* Tasks to perform:
**a.** Name every index the merge sort section uses to track a position in the vector during a merge.
**b.** Write what comes next in the merge sort section, picking up after its final line.

* Source passage:
Merging

Section 26.7 Merging

The merge sort algorithm is deceptively simple. In pseudocode, it looks like this:

MergeSort(list):
  if length of list <= 1:
    return list  // size 0/1 already sorted
  else:
    Split list into leftHalf and rightHalf
    MergeSort(leftHalf)
    MergeSort(rightHalf)
    // Merge the two sorted halves into one sorted list
    return Merge(leftHalf, rightHalf)

To sort a list, it divides it into two halves and sorts each half. Then it merges the two sorted halves. All the interesting work in this algorithm happens during the merge step, where two sorted lists are combined into a single sorted list. This section focuses on that merging process.

🔗

An efficient vector implementation of merge sort does not actually use two separate lists for the left and right halves. Instead, it uses indexes to track the left and right halves within a single vector.

🔗

Consider the activity below. It shows a list of items that consists of two sorted halves. nextLeft and nextRight represent the indices of the first unmerged items in the left and right halves, respectively.

🔗

Note that the two halves are each sorted. This is what the vector will look like after we call MergeSort(leftHalf) and MergeSort(rightHalf). The only thing left to do is to merge the two halves into one long sorted list.

🔗

If the left half is sorted, and the right half is sorted, then the smallest overall item must be either the item at nextLeft or the item at nextRight. So our task is simply to pick the smaller of the two and add it to the merged list, then move the corresponding index forward. We will use mergeIndex to track the location in the merged list where the next item should be placed.

🔗

Use the animation below to complete a merge step by step.

🔗

Activity 26.7.1. Merging.

Instructions.

* Element placement data:
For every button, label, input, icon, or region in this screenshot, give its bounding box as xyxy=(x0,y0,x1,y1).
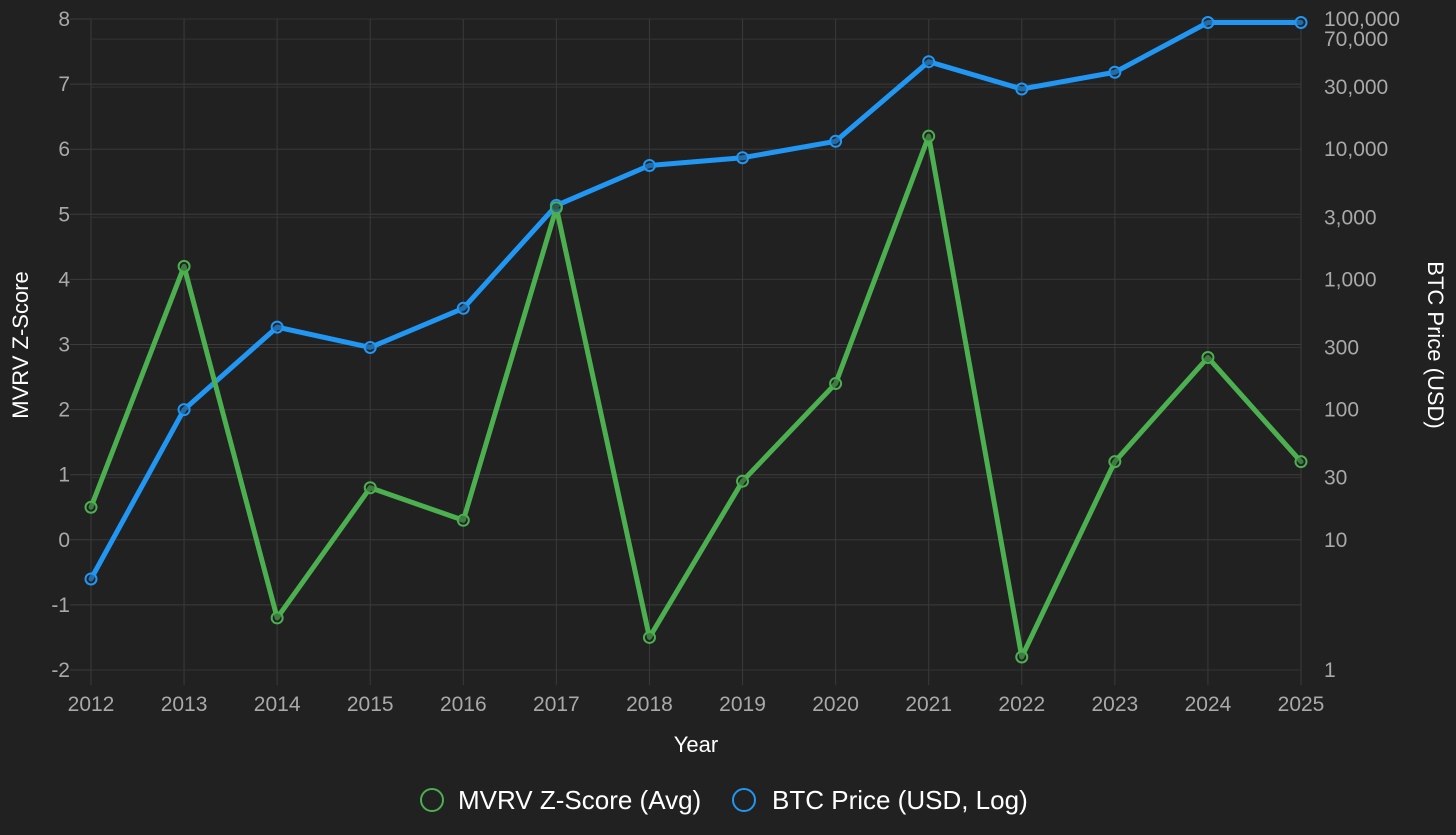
right-tick-label: 10,000 xyxy=(1324,138,1388,161)
right-axis-ticks: 1 10 30 100 300 1,000 3,000 10,000 30,000 70,0001… xyxy=(1324,8,1400,682)
data-point-btc xyxy=(1294,15,1308,29)
data-point-mvrv xyxy=(1108,455,1122,469)
series-lines xyxy=(88,19,1304,660)
legend: MVRV Z-Score (Avg) BTC Price (USD, Log) xyxy=(420,785,1028,815)
left-axis-title: MVRV Z-Score xyxy=(8,271,33,419)
data-point-mvrv xyxy=(270,611,284,625)
left-tick-label: 1 xyxy=(58,464,70,487)
data-point-btc xyxy=(1108,65,1122,79)
data-point-btc xyxy=(922,55,936,69)
legend-label-btc: BTC Price (USD, Log) xyxy=(772,785,1028,815)
data-point-btc xyxy=(84,572,98,586)
data-point-mvrv xyxy=(177,259,191,273)
left-tick-label: 8 xyxy=(58,8,70,31)
x-tick-label: 2012 xyxy=(68,693,115,716)
right-axis-title: BTC Price (USD) xyxy=(1423,261,1448,428)
grid xyxy=(70,18,1302,685)
left-axis-ticks: -2 -1 0 1 2 3 4 5 6 7 8 xyxy=(51,8,70,682)
legend-item-btc[interactable]: BTC Price (USD, Log) xyxy=(732,785,1028,815)
data-point-mvrv xyxy=(829,377,843,391)
x-tick-label: 2020 xyxy=(812,693,859,716)
series-points xyxy=(84,15,1308,664)
x-tick-label: 2016 xyxy=(440,693,487,716)
data-point-btc xyxy=(363,340,377,354)
legend-item-mvrv[interactable]: MVRV Z-Score (Avg) xyxy=(420,785,701,815)
x-tick-label: 2017 xyxy=(533,693,580,716)
x-axis-title: Year xyxy=(674,732,718,757)
data-point-mvrv xyxy=(1201,351,1215,365)
x-tick-label: 2014 xyxy=(254,693,301,716)
legend-marker-btc xyxy=(732,788,756,812)
right-tick-label: 300 xyxy=(1324,336,1359,359)
right-tick-label: 1 xyxy=(1324,659,1336,682)
right-tick-label: 1,000 xyxy=(1324,268,1377,291)
x-tick-label: 2021 xyxy=(905,693,952,716)
data-point-btc xyxy=(642,158,656,172)
data-point-mvrv xyxy=(363,481,377,495)
data-point-btc xyxy=(829,134,843,148)
data-point-mvrv xyxy=(456,513,470,527)
series-line-mvrv xyxy=(88,133,1304,660)
legend-marker-mvrv xyxy=(420,788,444,812)
right-tick-label: 100 xyxy=(1324,399,1359,422)
left-tick-label: -1 xyxy=(51,594,70,617)
x-tick-label: 2019 xyxy=(719,693,766,716)
data-point-btc xyxy=(270,320,284,334)
left-tick-label: 6 xyxy=(58,138,70,161)
right-tick-label: 3,000 xyxy=(1324,206,1377,229)
x-tick-label: 2015 xyxy=(347,693,394,716)
data-point-mvrv xyxy=(549,201,563,215)
data-point-btc xyxy=(456,301,470,315)
right-tick-label: 30 xyxy=(1324,467,1347,490)
data-point-mvrv xyxy=(642,630,656,644)
data-point-btc xyxy=(1201,15,1215,29)
left-tick-label: 0 xyxy=(58,529,70,552)
data-point-mvrv xyxy=(736,474,750,488)
x-tick-label: 2013 xyxy=(161,693,208,716)
right-tick-label: 100,000 xyxy=(1324,8,1400,31)
left-tick-label: 5 xyxy=(58,203,70,226)
data-point-mvrv xyxy=(84,500,98,514)
data-point-btc xyxy=(1015,82,1029,96)
left-tick-label: 4 xyxy=(58,268,70,291)
left-tick-label: -2 xyxy=(51,659,70,682)
legend-label-mvrv: MVRV Z-Score (Avg) xyxy=(458,785,701,815)
left-tick-label: 2 xyxy=(58,399,70,422)
x-tick-label: 2022 xyxy=(998,693,1045,716)
data-point-mvrv xyxy=(1294,455,1308,469)
x-tick-label: 2023 xyxy=(1091,693,1138,716)
data-point-btc xyxy=(736,151,750,165)
x-tick-label: 2024 xyxy=(1185,693,1232,716)
data-point-btc xyxy=(177,403,191,417)
x-tick-label: 2025 xyxy=(1278,693,1325,716)
right-tick-label: 70,000 xyxy=(1324,28,1388,51)
left-tick-label: 7 xyxy=(58,73,70,96)
left-tick-label: 3 xyxy=(58,334,70,357)
x-tick-label: 2018 xyxy=(626,693,673,716)
right-tick-label: 10 xyxy=(1324,529,1347,552)
series-line-btc xyxy=(88,19,1304,582)
right-tick-label: 30,000 xyxy=(1324,76,1388,99)
x-axis-ticks: 2012 2013 2014 2015 2016 2017 2018 2019 2020 2021… xyxy=(68,693,1325,716)
data-point-mvrv xyxy=(922,129,936,143)
data-point-mvrv xyxy=(1015,650,1029,664)
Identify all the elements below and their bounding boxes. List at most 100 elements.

* Expected outputs:
**a.** nextLeft, nextRight, mergeIndex

**b.**
Decide if the next item to merge should come from the left half or the right half. Click the matching button to perform the merge step. Continue until all items have been merged.

🔗

Try completing the process a few times. As you do so, note that:

We are merging the range 0-7. That means the midpoint is floor((0 + 7) / 2) which is 3.

🔗
The left side ends at the midpoint index. When nextLeft goes beyond the midpoint, it means all items from the left half have been merged.

🔗
The right side ends at the end index (7). When nextRight goes beyond the end index, it means all items from the right half have been merged.

🔗

🔗

Also important to note is that we need a temporary vector to hold the merged result as we build it. Once the merge is complete, we can copy the items from the temporary vector back into the original vector.

🔗

Insight 26.7.1.

Efficient merging of a vector of size \(n\) requires \(O(n)\) additional space for the temporary vector.

🔗

We can use this same merging process to merge two sorted portions of a vector that do not encompass the entire vector. For example, consider the vector shown in the figure below. In it, we are focusing on the region from index 5 to index 9. The midpoint is index \(floor((5 + 9) / 2) = 7\text{.}\) The items from index 5 to index 7 are sorted, and the items from index 8 to index 9 are sorted. We can merge these two sorted portions into a single sorted portion from index 5 to index 9 by using the same process as before.

🔗

Figure 26.7.1. Merging sorted portions of a vector that are not the entire vector.

🔗

In the merge we would start with the following initial values:

start = 5 (the first index of the portion being merged)

🔗
end = 9 (the last index of the portion being merged)

🔗

From those, we can compute:

mid = 7 (from floor((start + end) / 2))

🔗
nextLeft = 5 (same as start)

🔗
nextRight = 8 (one more than mid)

🔗
mergeIndex = 5 (same as start)

🔗

🔗

Note that in this logic the destination vector has the same size as the source vector and that the merge process only modifies the portion from index 5 to index 9. The other items remain unchanged.

🔗

Although we could create a temporary vector that is only as large as the portion being merged (in this case, size 5), it is often simpler to create a temporary vector that is the same size as the original vector. This way, we can use the same indices for both the source and destination vectors without needing to adjust them. It also will allow us to reuse the same temporary vector for multiple merge operations once we implement the full merge sort algorithm.

🔗

Implemented to sort a vector in C++, it looks like this:

🔗

Listing 26.7.2.

🔗

#include <iostream>
#include <vector>
using namespace std;

#include "vector-helpers.h"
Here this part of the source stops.